* Begin RECORD SET *
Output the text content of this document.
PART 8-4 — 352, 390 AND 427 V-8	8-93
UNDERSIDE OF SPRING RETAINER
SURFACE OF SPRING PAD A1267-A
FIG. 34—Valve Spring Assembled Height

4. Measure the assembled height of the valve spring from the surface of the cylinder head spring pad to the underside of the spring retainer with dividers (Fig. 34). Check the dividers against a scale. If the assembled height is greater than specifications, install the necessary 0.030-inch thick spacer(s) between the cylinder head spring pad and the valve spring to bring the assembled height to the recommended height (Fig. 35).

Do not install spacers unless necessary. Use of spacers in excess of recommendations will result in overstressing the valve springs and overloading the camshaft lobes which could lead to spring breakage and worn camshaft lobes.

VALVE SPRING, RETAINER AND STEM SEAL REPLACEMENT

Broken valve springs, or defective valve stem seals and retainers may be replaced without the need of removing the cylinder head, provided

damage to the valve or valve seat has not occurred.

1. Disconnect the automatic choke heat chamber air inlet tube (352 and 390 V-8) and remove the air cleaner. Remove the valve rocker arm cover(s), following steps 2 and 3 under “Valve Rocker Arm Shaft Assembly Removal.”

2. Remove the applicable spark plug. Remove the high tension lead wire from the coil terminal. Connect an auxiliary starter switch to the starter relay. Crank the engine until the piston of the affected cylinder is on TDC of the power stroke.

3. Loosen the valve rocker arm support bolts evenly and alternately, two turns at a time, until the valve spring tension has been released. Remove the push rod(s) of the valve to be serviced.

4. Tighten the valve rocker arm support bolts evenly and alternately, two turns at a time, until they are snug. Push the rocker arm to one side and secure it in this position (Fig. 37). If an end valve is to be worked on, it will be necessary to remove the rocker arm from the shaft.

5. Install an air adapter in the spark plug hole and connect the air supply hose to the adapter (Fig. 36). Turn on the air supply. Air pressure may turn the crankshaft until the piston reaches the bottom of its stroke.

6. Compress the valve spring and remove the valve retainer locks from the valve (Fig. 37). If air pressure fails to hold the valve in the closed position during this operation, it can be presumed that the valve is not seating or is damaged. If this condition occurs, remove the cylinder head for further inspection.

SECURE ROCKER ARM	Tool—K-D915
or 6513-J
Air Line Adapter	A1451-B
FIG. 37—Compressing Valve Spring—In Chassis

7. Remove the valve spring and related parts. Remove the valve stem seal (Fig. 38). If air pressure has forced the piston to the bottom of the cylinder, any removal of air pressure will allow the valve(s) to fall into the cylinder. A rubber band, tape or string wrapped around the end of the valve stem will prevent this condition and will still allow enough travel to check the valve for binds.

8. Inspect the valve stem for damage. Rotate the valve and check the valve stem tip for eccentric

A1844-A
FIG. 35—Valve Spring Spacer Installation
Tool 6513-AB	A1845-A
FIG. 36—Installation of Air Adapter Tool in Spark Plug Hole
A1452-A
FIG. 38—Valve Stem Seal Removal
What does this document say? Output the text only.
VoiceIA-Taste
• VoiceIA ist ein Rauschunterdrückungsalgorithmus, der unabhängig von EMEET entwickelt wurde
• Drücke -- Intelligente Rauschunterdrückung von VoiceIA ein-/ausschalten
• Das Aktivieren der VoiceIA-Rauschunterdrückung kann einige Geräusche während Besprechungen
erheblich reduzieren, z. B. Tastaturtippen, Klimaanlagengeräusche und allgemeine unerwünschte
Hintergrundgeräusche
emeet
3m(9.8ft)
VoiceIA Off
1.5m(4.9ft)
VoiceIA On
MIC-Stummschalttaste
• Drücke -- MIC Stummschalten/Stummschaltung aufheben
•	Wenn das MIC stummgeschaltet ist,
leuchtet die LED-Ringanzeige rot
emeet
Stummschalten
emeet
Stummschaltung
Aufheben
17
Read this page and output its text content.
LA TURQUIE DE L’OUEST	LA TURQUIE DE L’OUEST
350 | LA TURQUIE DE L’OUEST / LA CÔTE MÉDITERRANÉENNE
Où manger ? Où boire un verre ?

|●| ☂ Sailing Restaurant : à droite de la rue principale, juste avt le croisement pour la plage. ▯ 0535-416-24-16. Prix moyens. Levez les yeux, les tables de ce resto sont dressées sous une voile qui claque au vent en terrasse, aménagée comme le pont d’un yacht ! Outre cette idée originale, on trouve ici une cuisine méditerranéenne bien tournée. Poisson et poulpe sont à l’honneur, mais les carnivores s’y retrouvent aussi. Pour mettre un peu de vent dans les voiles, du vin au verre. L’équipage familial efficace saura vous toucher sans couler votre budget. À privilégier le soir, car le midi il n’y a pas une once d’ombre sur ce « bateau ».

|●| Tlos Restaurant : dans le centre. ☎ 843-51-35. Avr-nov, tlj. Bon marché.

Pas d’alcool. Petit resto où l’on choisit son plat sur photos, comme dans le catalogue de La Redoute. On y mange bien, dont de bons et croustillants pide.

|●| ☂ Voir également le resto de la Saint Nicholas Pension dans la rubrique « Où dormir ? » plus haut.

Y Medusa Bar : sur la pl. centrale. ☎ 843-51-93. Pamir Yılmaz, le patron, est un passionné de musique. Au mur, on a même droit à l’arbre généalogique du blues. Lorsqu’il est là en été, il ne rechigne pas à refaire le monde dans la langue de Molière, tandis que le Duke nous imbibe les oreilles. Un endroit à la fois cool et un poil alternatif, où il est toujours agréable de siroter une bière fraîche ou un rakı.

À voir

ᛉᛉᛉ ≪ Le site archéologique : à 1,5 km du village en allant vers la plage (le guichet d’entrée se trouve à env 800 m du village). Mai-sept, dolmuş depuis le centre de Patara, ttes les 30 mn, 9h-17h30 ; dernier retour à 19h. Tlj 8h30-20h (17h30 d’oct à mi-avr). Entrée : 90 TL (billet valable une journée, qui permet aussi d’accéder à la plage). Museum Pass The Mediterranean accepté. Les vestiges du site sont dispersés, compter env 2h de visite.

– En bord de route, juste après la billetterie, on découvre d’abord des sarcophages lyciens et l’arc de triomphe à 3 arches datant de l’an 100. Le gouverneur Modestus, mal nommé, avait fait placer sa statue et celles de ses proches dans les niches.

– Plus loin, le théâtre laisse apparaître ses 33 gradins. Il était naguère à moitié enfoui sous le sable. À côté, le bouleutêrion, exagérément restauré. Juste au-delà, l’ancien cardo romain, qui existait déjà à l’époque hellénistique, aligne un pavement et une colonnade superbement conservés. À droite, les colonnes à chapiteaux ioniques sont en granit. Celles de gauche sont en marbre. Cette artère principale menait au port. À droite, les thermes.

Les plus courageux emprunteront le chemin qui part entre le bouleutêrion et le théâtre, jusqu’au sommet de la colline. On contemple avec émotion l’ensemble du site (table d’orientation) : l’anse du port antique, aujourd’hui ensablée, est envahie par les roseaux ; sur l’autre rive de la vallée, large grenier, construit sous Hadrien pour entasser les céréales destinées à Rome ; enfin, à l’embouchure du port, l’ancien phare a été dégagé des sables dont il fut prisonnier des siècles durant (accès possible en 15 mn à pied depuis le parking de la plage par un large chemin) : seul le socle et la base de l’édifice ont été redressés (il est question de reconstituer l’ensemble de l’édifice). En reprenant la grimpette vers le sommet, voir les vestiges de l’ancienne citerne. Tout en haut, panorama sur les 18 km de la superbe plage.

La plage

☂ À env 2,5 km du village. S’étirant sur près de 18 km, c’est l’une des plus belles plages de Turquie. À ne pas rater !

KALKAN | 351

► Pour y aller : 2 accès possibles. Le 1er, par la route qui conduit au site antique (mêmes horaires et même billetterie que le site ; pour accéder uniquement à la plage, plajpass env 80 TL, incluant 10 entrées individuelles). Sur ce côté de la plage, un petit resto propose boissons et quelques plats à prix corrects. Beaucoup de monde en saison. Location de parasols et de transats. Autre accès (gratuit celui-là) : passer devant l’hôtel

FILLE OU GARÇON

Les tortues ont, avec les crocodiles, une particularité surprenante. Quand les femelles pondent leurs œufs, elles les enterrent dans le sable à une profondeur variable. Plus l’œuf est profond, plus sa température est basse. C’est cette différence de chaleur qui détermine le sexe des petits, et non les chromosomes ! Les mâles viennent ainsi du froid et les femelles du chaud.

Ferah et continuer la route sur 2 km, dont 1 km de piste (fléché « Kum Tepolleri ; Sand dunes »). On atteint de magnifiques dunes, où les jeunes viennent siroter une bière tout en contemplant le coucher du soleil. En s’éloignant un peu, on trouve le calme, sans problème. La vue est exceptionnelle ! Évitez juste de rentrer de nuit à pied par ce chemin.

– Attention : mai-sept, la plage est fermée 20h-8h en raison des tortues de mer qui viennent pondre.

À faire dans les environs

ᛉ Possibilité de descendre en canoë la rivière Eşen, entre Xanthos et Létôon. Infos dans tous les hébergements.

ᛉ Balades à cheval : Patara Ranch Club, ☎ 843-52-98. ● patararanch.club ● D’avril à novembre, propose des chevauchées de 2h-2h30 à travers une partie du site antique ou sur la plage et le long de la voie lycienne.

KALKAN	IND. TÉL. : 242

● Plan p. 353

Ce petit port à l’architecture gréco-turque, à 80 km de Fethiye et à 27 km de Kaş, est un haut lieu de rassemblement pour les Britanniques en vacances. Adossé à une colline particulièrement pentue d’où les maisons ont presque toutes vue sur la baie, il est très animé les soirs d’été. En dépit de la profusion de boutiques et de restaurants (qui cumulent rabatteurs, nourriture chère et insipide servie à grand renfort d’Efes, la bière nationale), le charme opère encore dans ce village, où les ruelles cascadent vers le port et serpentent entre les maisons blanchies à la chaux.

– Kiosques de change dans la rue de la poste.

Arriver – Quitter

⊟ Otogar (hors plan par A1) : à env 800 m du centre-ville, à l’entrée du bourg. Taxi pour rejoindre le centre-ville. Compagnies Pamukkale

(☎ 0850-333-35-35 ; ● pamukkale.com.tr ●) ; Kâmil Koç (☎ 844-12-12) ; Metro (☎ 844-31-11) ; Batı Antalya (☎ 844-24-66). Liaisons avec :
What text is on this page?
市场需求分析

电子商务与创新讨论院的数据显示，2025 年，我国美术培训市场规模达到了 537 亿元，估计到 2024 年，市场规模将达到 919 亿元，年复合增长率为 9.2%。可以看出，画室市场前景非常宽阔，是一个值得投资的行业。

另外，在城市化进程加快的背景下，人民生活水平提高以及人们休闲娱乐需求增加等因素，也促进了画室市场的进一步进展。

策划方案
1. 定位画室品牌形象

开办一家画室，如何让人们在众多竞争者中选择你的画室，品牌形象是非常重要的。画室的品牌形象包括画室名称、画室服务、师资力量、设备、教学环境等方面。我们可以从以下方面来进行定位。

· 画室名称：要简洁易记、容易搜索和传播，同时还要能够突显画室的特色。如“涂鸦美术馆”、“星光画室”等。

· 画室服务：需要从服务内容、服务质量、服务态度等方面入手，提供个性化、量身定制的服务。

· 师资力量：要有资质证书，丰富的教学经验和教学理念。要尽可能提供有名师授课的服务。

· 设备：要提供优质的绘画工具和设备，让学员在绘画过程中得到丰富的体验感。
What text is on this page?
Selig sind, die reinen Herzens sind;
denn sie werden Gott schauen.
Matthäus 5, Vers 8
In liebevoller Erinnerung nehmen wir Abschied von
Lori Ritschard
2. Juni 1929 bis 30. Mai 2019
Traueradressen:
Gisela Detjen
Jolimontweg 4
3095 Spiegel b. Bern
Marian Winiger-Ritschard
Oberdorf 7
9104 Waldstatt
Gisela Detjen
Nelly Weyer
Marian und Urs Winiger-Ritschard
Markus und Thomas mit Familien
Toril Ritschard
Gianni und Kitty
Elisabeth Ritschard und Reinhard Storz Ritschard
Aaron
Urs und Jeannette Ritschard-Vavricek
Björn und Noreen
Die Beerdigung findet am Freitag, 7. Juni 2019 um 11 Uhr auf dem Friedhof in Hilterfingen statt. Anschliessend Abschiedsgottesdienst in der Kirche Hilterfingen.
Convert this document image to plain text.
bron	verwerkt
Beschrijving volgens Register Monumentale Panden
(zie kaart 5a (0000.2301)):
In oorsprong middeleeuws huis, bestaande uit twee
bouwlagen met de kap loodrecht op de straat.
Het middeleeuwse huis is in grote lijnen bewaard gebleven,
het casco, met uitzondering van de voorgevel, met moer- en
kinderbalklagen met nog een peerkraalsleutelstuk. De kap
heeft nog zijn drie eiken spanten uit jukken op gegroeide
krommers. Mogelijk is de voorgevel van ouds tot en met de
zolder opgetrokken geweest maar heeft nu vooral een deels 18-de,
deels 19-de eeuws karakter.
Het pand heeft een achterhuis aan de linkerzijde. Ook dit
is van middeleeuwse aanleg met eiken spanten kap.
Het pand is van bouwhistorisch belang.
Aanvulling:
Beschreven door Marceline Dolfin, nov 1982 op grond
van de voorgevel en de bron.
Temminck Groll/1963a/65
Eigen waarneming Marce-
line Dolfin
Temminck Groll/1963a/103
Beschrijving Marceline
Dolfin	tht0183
* End RECORD SET *
## [DO THIS]
Go through the records and show every line with the string "billetterie" in it.

## [EXERCISE SOLUTION]
– En bord de route, juste après la billetterie, on découvre d’abord des sarcophages lyciens et l’arc de triomphe à 3 arches datant de l’an 100. Le gouverneur Modestus, mal nommé, avait fait placer sa statue et celles de ses proches dans les niches.
► Pour y aller : 2 accès possibles. Le 1er, par la route qui conduit au site antique (mêmes horaires et même billetterie que le site ; pour accéder uniquement à la plage, plajpass env 80 TL, incluant 10 entrées individuelles). Sur ce côté de la plage, un petit resto propose boissons et quelques plats à prix corrects. Beaucoup de monde en saison. Location de parasols et de transats. Autre accès (gratuit celui-là) : passer devant l’hôtel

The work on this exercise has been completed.